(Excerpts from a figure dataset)
----
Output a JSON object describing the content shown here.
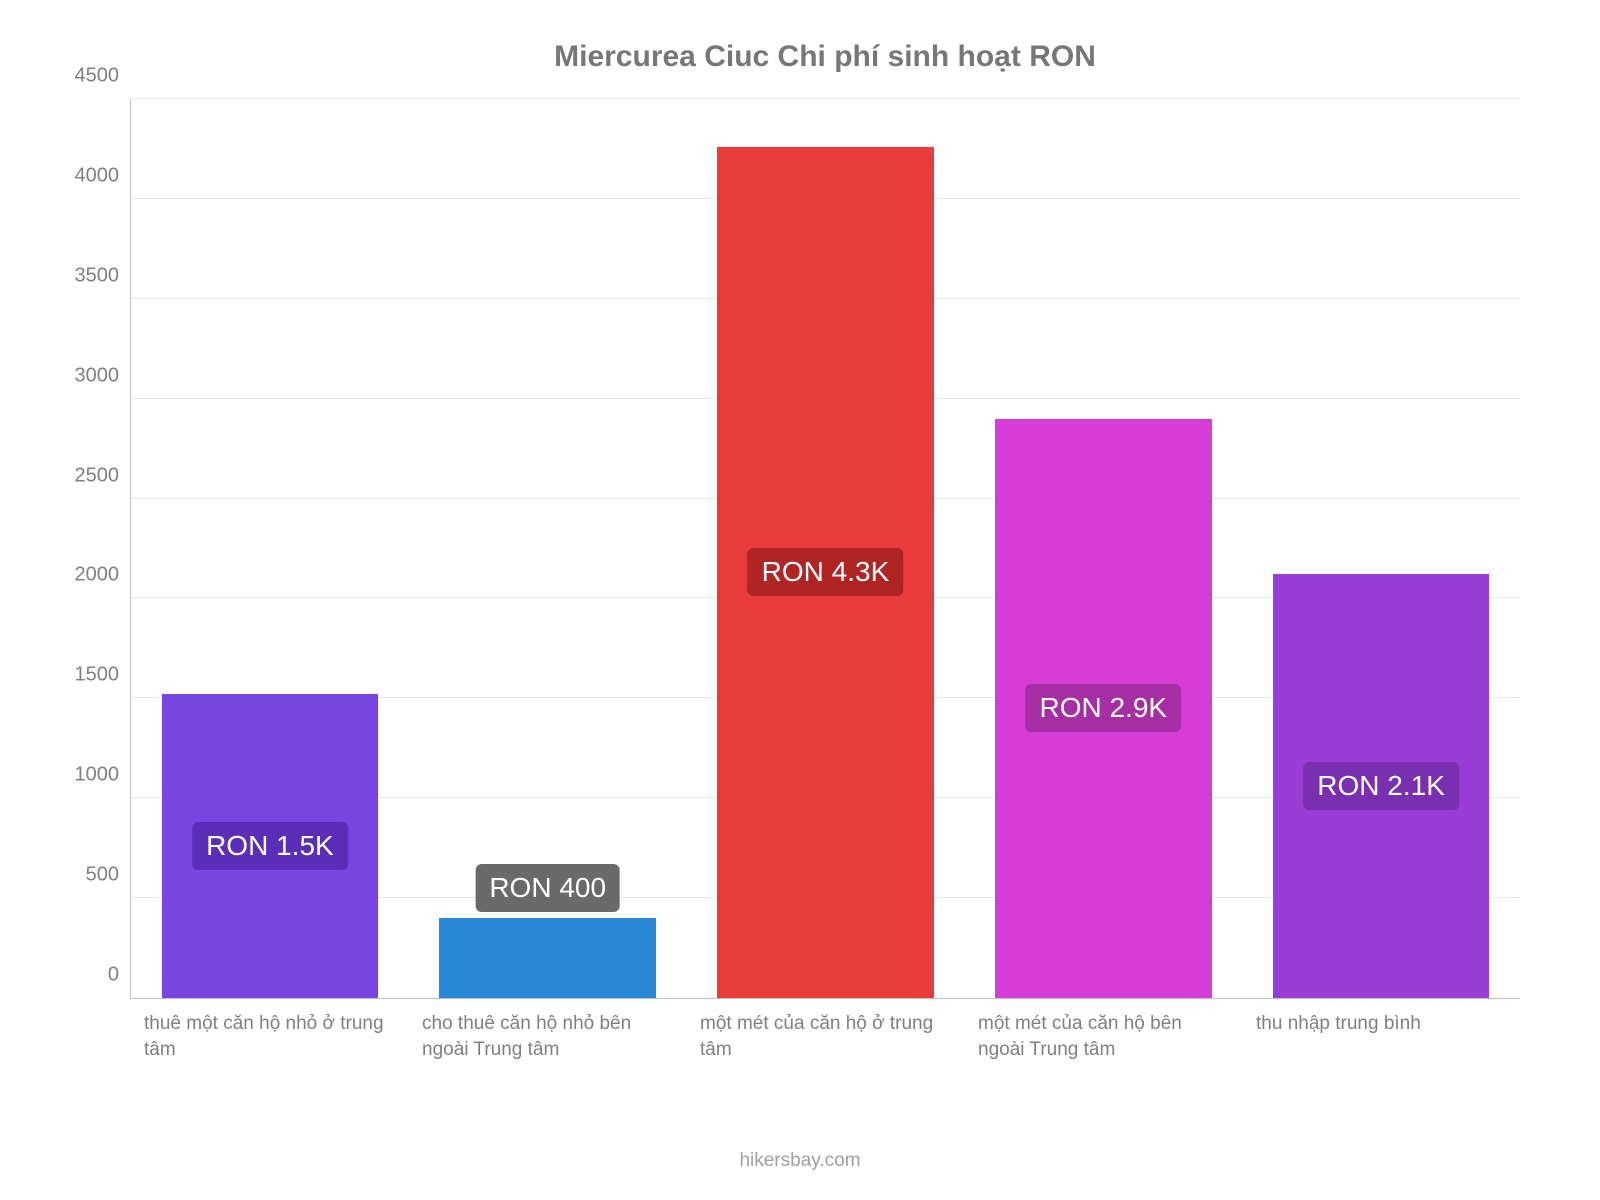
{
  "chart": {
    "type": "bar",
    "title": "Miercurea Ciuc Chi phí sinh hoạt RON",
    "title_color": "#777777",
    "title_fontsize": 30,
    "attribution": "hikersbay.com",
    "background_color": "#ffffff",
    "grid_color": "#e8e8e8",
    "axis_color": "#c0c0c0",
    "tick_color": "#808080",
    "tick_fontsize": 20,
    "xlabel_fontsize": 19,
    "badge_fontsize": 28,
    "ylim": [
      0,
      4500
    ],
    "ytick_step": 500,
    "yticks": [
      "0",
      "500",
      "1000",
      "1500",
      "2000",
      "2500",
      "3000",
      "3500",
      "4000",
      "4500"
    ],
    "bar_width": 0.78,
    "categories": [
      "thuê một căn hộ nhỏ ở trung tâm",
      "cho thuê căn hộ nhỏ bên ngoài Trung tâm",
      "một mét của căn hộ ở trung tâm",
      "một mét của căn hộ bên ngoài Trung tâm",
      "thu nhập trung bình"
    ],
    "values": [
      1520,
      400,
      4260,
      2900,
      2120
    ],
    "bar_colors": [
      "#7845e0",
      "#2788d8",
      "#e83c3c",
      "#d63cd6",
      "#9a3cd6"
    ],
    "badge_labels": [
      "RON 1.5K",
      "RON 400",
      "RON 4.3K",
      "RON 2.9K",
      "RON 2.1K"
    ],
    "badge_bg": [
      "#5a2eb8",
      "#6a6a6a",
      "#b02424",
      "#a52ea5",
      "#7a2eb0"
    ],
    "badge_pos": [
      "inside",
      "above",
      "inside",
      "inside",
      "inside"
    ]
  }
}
----
◆ Exercise requirements: Pictures are not part of the copy; reproduce everything else in the records exactly.

◆ Complete output:
Output a JSON object describing the content shown here.
{
  "chart": {
    "type": "bar",
    "title": "Miercurea Ciuc Chi phí sinh hoạt RON",
    "title_color": "#777777",
    "title_fontsize": 30,
    "attribution": "hikersbay.com",
    "background_color": "#ffffff",
    "grid_color": "#e8e8e8",
    "axis_color": "#c0c0c0",
    "tick_color": "#808080",
    "tick_fontsize": 20,
    "xlabel_fontsize": 19,
    "badge_fontsize": 28,
    "ylim": [
      0,
      4500
    ],
    "ytick_step": 500,
    "yticks": [
      "0",
      "500",
      "1000",
      "1500",
      "2000",
      "2500",
      "3000",
      "3500",
      "4000",
      "4500"
    ],
    "bar_width": 0.78,
    "categories": [
      "thuê một căn hộ nhỏ ở trung tâm",
      "cho thuê căn hộ nhỏ bên ngoài Trung tâm",
      "một mét của căn hộ ở trung tâm",
      "một mét của căn hộ bên ngoài Trung tâm",
      "thu nhập trung bình"
    ],
    "values": [
      1520,
      400,
      4260,
      2900,
      2120
    ],
    "bar_colors": [
      "#7845e0",
      "#2788d8",
      "#e83c3c",
      "#d63cd6",
      "#9a3cd6"
    ],
    "badge_labels": [
      "RON 1.5K",
      "RON 400",
      "RON 4.3K",
      "RON 2.9K",
      "RON 2.1K"
    ],
    "badge_bg": [
      "#5a2eb8",
      "#6a6a6a",
      "#b02424",
      "#a52ea5",
      "#7a2eb0"
    ],
    "badge_pos": [
      "inside",
      "above",
      "inside",
      "inside",
      "inside"
    ]
  }
}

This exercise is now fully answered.